» THE RECORDS:
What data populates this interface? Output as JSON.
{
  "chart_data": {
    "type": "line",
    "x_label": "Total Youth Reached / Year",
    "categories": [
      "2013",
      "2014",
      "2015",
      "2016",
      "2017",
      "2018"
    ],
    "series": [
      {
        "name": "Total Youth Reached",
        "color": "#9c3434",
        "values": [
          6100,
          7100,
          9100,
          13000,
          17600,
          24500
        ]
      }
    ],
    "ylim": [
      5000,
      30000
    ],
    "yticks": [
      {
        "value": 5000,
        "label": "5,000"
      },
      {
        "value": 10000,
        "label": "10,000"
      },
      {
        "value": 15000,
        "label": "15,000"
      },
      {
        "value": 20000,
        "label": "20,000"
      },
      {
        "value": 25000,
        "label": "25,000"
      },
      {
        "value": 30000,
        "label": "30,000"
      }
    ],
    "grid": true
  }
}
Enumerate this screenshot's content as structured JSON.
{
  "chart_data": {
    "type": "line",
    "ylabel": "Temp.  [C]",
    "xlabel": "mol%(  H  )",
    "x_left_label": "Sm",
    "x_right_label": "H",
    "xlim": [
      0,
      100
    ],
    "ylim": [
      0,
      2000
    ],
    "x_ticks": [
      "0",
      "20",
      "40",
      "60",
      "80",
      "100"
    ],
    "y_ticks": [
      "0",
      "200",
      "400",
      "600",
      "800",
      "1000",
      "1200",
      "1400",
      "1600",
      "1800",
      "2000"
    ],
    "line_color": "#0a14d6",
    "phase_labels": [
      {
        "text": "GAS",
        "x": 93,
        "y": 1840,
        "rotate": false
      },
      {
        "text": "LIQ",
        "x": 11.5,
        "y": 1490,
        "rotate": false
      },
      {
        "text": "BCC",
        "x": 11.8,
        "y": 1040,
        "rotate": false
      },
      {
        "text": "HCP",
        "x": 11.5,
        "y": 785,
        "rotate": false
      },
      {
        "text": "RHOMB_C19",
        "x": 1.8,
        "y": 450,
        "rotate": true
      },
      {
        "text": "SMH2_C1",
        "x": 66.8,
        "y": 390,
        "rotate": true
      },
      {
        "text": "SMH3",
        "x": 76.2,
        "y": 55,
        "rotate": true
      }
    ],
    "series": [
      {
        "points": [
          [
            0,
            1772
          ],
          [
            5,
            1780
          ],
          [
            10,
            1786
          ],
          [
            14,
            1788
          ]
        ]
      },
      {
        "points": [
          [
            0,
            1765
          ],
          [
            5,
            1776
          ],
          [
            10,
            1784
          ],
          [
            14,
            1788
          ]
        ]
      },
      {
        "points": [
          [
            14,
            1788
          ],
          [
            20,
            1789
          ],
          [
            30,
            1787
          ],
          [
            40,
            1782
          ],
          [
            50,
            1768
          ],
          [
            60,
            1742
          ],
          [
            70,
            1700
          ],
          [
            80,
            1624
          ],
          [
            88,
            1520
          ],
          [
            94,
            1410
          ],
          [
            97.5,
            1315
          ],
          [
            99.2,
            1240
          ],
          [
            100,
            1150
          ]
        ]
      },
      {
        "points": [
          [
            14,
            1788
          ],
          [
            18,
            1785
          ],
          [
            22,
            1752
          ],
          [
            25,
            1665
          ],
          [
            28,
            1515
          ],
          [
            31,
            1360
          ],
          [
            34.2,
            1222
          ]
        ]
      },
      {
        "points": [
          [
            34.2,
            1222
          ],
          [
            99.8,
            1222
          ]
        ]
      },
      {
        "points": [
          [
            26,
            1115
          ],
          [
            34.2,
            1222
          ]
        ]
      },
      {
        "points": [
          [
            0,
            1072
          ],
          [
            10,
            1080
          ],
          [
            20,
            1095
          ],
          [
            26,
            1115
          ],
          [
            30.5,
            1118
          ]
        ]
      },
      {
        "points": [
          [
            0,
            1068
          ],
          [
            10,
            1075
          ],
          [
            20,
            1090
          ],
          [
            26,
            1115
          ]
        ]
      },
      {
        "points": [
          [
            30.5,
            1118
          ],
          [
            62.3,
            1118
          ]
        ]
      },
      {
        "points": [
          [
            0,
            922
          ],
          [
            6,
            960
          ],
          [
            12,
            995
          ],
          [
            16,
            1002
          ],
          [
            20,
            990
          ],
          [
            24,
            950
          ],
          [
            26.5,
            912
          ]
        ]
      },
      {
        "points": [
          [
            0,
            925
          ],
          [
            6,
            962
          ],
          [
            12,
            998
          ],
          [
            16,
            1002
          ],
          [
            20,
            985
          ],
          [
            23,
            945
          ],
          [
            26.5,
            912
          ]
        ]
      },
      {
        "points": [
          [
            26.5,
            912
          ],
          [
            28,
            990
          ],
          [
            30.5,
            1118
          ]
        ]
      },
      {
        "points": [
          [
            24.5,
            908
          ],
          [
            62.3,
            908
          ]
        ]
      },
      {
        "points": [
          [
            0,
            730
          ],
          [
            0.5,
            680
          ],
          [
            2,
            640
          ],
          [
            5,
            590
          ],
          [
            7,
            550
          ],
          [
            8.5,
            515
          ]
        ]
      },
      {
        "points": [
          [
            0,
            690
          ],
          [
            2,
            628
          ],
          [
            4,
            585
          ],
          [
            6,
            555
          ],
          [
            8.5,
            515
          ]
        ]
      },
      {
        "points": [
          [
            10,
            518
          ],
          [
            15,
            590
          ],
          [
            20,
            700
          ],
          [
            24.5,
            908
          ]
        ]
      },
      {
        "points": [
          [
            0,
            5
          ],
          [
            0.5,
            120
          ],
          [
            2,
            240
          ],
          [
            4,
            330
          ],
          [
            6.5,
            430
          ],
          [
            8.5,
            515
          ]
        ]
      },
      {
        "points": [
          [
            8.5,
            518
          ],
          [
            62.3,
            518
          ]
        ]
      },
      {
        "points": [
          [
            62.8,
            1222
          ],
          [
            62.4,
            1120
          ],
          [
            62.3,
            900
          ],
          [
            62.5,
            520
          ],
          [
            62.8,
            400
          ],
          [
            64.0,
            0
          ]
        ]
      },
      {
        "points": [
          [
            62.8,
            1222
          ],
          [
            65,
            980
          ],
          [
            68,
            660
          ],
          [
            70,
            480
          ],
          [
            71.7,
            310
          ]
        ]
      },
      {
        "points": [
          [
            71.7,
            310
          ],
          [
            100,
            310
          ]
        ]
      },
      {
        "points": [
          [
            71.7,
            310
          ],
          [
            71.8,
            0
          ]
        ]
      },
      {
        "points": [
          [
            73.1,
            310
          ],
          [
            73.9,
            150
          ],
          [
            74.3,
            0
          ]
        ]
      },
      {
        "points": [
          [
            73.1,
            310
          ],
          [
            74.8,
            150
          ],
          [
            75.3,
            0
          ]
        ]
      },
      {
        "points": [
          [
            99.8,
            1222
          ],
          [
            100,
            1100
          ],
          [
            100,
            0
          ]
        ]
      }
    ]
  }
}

» WORK INSTRUCTIONS: From the material above, copy each line that includes the word "text".

» RESPONSE TO THIS EXERCISE:
        "text": "GAS",
        "text": "LIQ",
        "text": "BCC",
        "text": "HCP",
        "text": "RHOMB_C19",
        "text": "SMH2_C1",
        "text": "SMH3",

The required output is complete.